-- Begin Material for this task --

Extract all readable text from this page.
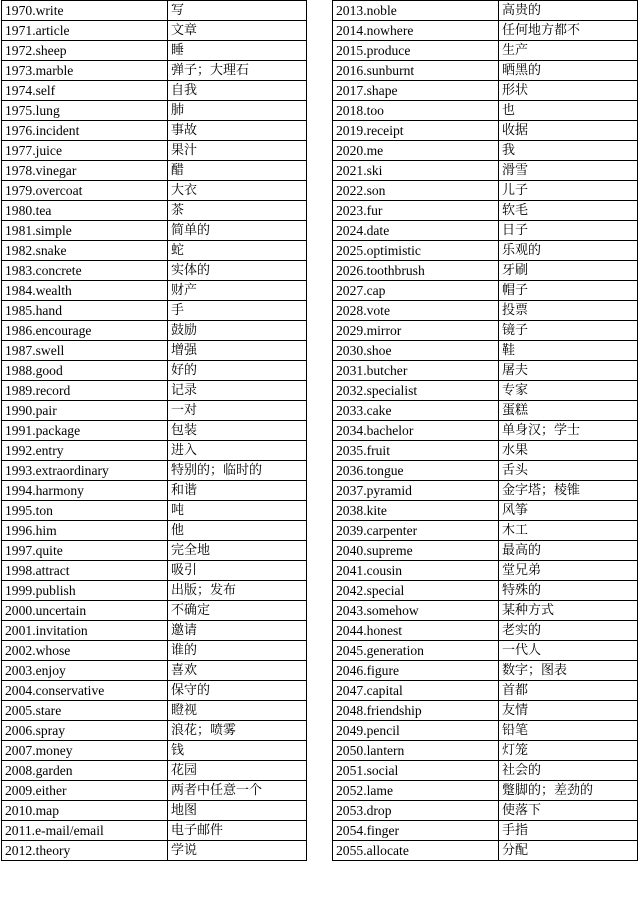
1970.write	写
1971.article	文章
1972.sheep	睡
1973.marble	弹子；大理石
1974.self	自我
1975.lung	肺
1976.incident	事故
1977.juice	果汁
1978.vinegar	醋
1979.overcoat	大衣
1980.tea	茶
1981.simple	简单的
1982.snake	蛇
1983.concrete	实体的
1984.wealth	财产
1985.hand	手
1986.encourage	鼓励
1987.swell	增强
1988.good	好的
1989.record	记录
1990.pair	一对
1991.package	包装
1992.entry	进入
1993.extraordinary	特别的；临时的
1994.harmony	和谐
1995.ton	吨
1996.him	他
1997.quite	完全地
1998.attract	吸引
1999.publish	出版；发布
2000.uncertain	不确定
2001.invitation	邀请
2002.whose	谁的
2003.enjoy	喜欢
2004.conservative	保守的
2005.stare	瞪视
2006.spray	浪花；喷雾
2007.money	钱
2008.garden	花园
2009.either	两者中任意一个
2010.map	地图
2011.e-mail/email	电子邮件
2012.theory	学说
2013.noble	高贵的
2014.nowhere	任何地方都不
2015.produce	生产
2016.sunburnt	晒黑的
2017.shape	形状
2018.too	也
2019.receipt	收据
2020.me	我
2021.ski	滑雪
2022.son	儿子
2023.fur	软毛
2024.date	日子
2025.optimistic	乐观的
2026.toothbrush	牙刷
2027.cap	帽子
2028.vote	投票
2029.mirror	镜子
2030.shoe	鞋
2031.butcher	屠夫
2032.specialist	专家
2033.cake	蛋糕
2034.bachelor	单身汉；学士
2035.fruit	水果
2036.tongue	舌头
2037.pyramid	金字塔；棱锥
2038.kite	风筝
2039.carpenter	木工
2040.supreme	最高的
2041.cousin	堂兄弟
2042.special	特殊的
2043.somehow	某种方式
2044.honest	老实的
2045.generation	一代人
2046.figure	数字；图表
2047.capital	首都
2048.friendship	友情
2049.pencil	铅笔
2050.lantern	灯笼
2051.social	社会的
2052.lame	蹩脚的；差劲的
2053.drop	使落下
2054.finger	手指
2055.allocate	分配
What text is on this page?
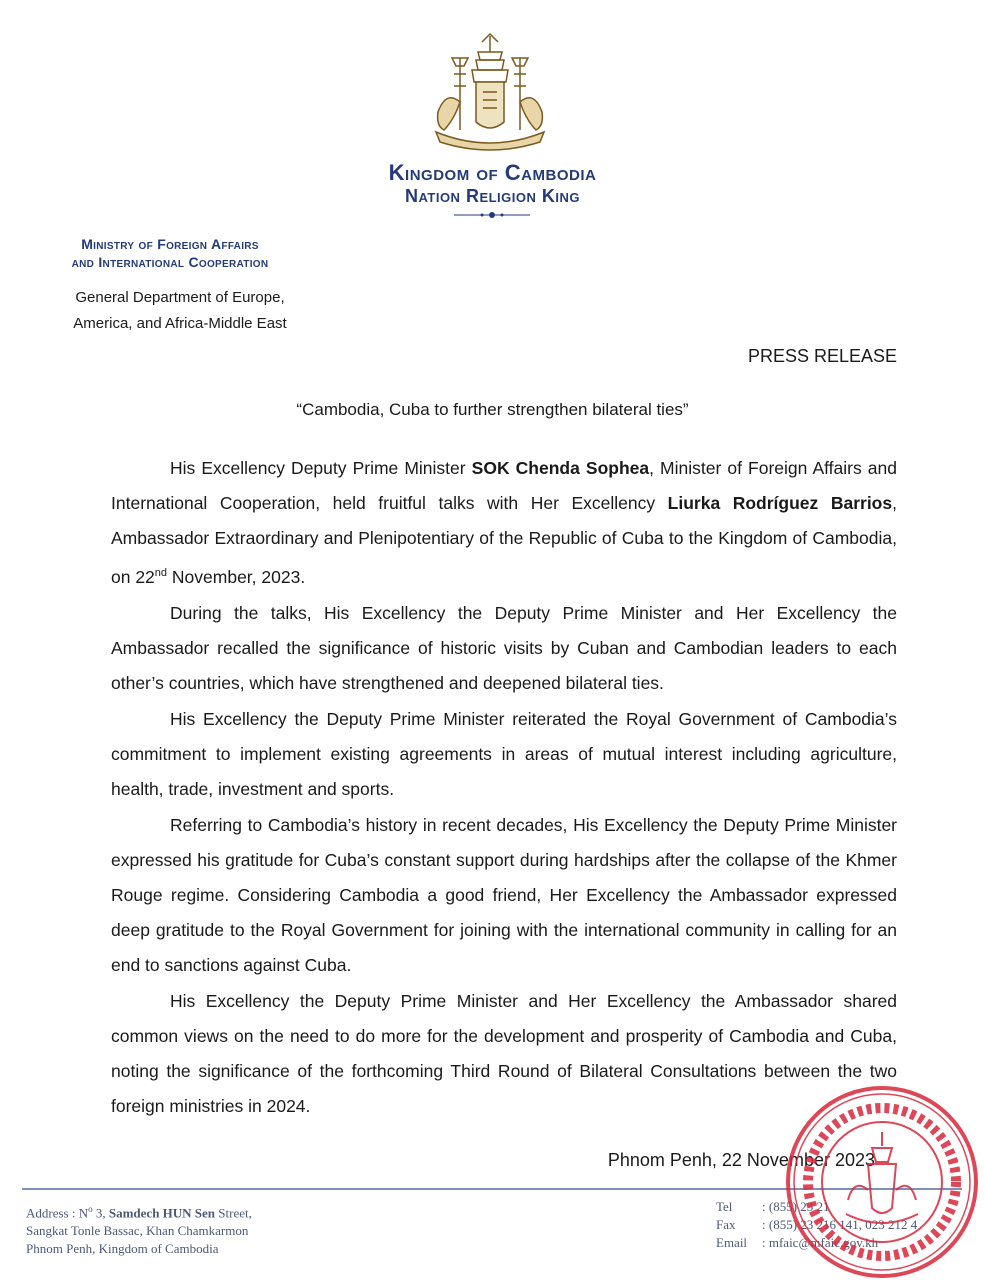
Kingdom of Cambodia
Nation Religion King
Ministry of Foreign Affairs
and International Cooperation
General Department of Europe,
America, and Africa-Middle East
PRESS RELEASE
“Cambodia, Cuba to further strengthen bilateral ties”

His Excellency Deputy Prime Minister SOK Chenda Sophea, Minister of Foreign Affairs and International Cooperation, held fruitful talks with Her Excellency Liurka Rodríguez Barrios, Ambassador Extraordinary and Plenipotentiary of the Republic of Cuba to the Kingdom of Cambodia, on 22nd November, 2023.

During the talks, His Excellency the Deputy Prime Minister and Her Excellency the Ambassador recalled the significance of historic visits by Cuban and Cambodian leaders to each other’s countries, which have strengthened and deepened bilateral ties.

His Excellency the Deputy Prime Minister reiterated the Royal Government of Cambodia’s commitment to implement existing agreements in areas of mutual interest including agriculture, health, trade, investment and sports.

Referring to Cambodia’s history in recent decades, His Excellency the Deputy Prime Minister expressed his gratitude for Cuba’s constant support during hardships after the collapse of the Khmer Rouge regime. Considering Cambodia a good friend, Her Excellency the Ambassador expressed deep gratitude to the Royal Government for joining with the international community in calling for an end to sanctions against Cuba.

His Excellency the Deputy Prime Minister and Her Excellency the Ambassador shared common views on the need to do more for the development and prosperity of Cambodia and Cuba, noting the significance of the forthcoming Third Round of Bilateral Consultations between the two foreign ministries in 2024.

Phnom Penh, 22 November 2023
Address : $N^o$ 3, Samdech HUN Sen Street,
Sangkat Tonle Bassac, Khan Chamkarmon
Phnom Penh, Kingdom of Cambodia
Tel : (855) 23 21
Fax : (855) 23 216 141, 023 212 4
Email : mfaic@mfaic.gov.kh
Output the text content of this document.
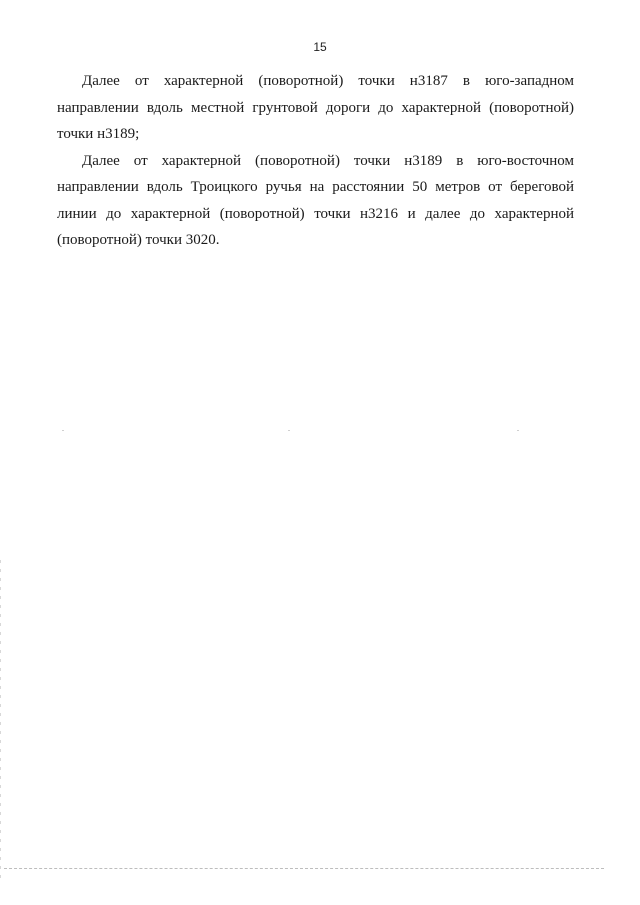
15

Далее от характерной (поворотной) точки н3187 в юго-западном направлении вдоль местной грунтовой дороги до характерной (поворотной) точки н3189;

Далее от характерной (поворотной) точки н3189 в юго-восточном направлении вдоль Троицкого ручья на расстоянии 50 метров от береговой линии до характерной (поворотной) точки н3216 и далее до характерной (поворотной) точки 3020.
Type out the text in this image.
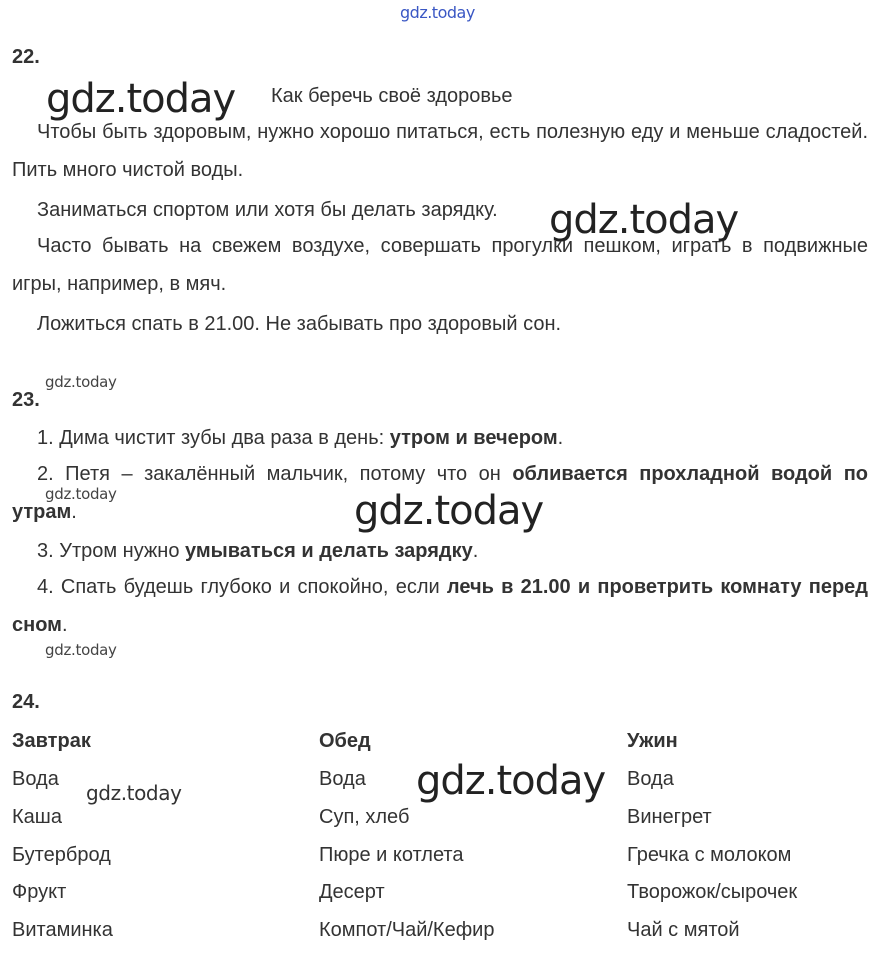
gdz.today
22.
gdz.today Как беречь своё здоровье

Чтобы быть здоровым, нужно хорошо питаться, есть полезную еду и меньше сладостей. Пить много чистой воды.

Заниматься спортом или хотя бы делать зарядку. gdz.today

Часто бывать на свежем воздухе, совершать прогулки пешком, играть в подвижные игры, например, в мяч.

Ложиться спать в 21.00. Не забывать про здоровый сон.
gdz.today
23.
1. Дима чистит зубы два раза в день: утром и вечером.
2. Петя – закалённый мальчик, потому что он обливается прохладной водой по утрам.
gdz.today	gdz.today
3. Утром нужно умываться и делать зарядку.
4. Спать будешь глубоко и спокойно, если лечь в 21.00 и проветрить комнату перед сном.
gdz.today
24.
Завтрак
Вода
Каша
Бутерброд
Фрукт
Витаминка
gdz.today
Обед
Вода
Суп, хлеб
Пюре и котлета
Десерт
Компот/Чай/Кефир
gdz.today
Ужин
Вода
Винегрет
Гречка с молоком
Творожок/сырочек
Чай с мятой
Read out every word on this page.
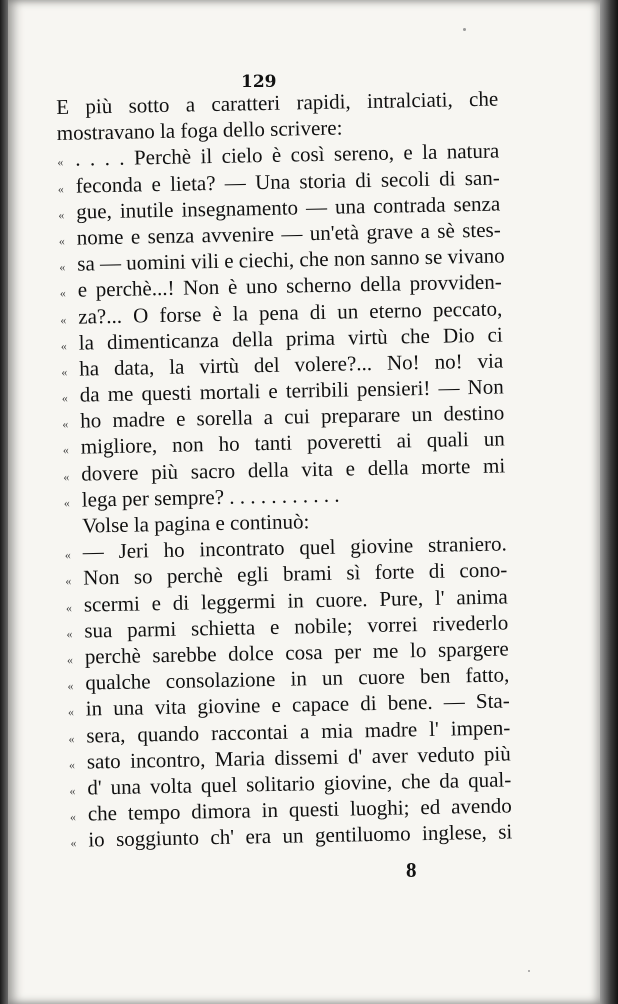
129
E più sotto a caratteri rapidi, intralciati, che
mostravano la foga dello scrivere:
« . . . . Perchè il cielo è così sereno, e la natura
« feconda e lieta? — Una storia di secoli di san-
« gue, inutile insegnamento — una contrada senza
« nome e senza avvenire — un'età grave a sè stes-
« sa — uomini vili e ciechi, che non sanno se vivano
« e perchè...! Non è uno scherno della provviden-
« za?... O forse è la pena di un eterno peccato,
« la dimenticanza della prima virtù che Dio ci
« ha data, la virtù del volere?... No! no! via
« da me questi mortali e terribili pensieri! — Non
« ho madre e sorella a cui preparare un destino
« migliore, non ho tanti poveretti ai quali un
« dovere più sacro della vita e della morte mi
« lega per sempre? . . . . . . . . . . .
Volse la pagina e continuò:
« — Jeri ho incontrato quel giovine straniero.
« Non so perchè egli brami sì forte di cono-
« scermi e di leggermi in cuore. Pure, l' anima
« sua parmi schietta e nobile; vorrei rivederlo
« perchè sarebbe dolce cosa per me lo spargere
« qualche consolazione in un cuore ben fatto,
« in una vita giovine e capace di bene. — Sta-
« sera, quando raccontai a mia madre l' impen-
« sato incontro, Maria dissemi d' aver veduto più
« d' una volta quel solitario giovine, che da qual-
« che tempo dimora in questi luoghi; ed avendo
« io soggiunto ch' era un gentiluomo inglese, si
8
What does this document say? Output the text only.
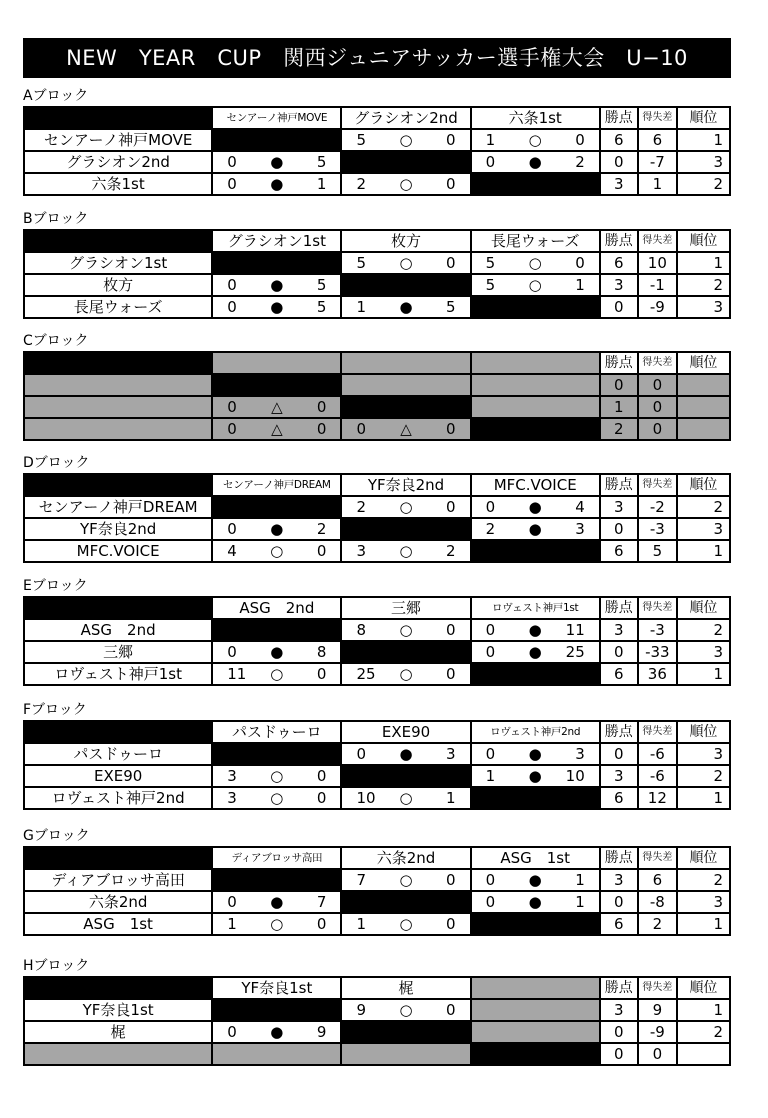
NEW　YEAR　CUP　関西ジュニアサッカー選手権大会　U−10
Aブロック
	センアーノ神戸MOVE	グラシオン2nd	六条1st	勝点	得失差	順位
センアーノ神戸MOVE		5 ○ 0	1 ○ 0	6	6	1
グラシオン2nd	0 ● 5		0 ● 2	0	-7	3
六条1st	0 ● 1	2 ○ 0		3	1	2
Bブロック
	グラシオン1st	枚方	長尾ウォーズ	勝点	得失差	順位
グラシオン1st		5 ○ 0	5 ○ 0	6	10	1
枚方	0 ● 5		5 ○ 1	3	-1	2
長尾ウォーズ	0 ● 5	1 ● 5		0	-9	3
Cブロック
				勝点	得失差	順位
				0	0	

	0 △ 0			1	0	

	0 △ 0	0 △ 0		2	0	
Dブロック
	センアーノ神戸DREAM	YF奈良2nd	MFC.VOICE	勝点	得失差	順位
センアーノ神戸DREAM		2 ○ 0	0 ● 4	3	-2	2
YF奈良2nd	0 ● 2		2 ● 3	0	-3	3
MFC.VOICE	4 ○ 0	3 ○ 2		6	5	1
Eブロック
	ASG　2nd	三郷	ロヴェスト神戸1st	勝点	得失差	順位
ASG　2nd		8 ○ 0	0 ● 11	3	-3	2
三郷	0 ● 8		0 ● 25	0	-33	3
ロヴェスト神戸1st	11 ○ 0	25 ○ 0		6	36	1
Fブロック
	パスドゥーロ	EXE90	ロヴェスト神戸2nd	勝点	得失差	順位
パスドゥーロ		0 ● 3	0 ● 3	0	-6	3
EXE90	3 ○ 0		1 ● 10	3	-6	2
ロヴェスト神戸2nd	3 ○ 0	10 ○ 1		6	12	1
Gブロック
	ディアブロッサ高田	六条2nd	ASG　1st	勝点	得失差	順位
ディアブロッサ高田		7 ○ 0	0 ● 1	3	6	2
六条2nd	0 ● 7		0 ● 1	0	-8	3
ASG　1st	1 ○ 0	1 ○ 0		6	2	1
Hブロック
	YF奈良1st	梶		勝点	得失差	順位
YF奈良1st		9 ○ 0		3	9	1
梶	0 ● 9			0	-9	2
				0	0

-- End Material for this task --

* **Problem details**: Only the number is wanted: how many lines in the preceding entries hold the string "パスドゥーロ"?

* **Solution**: 2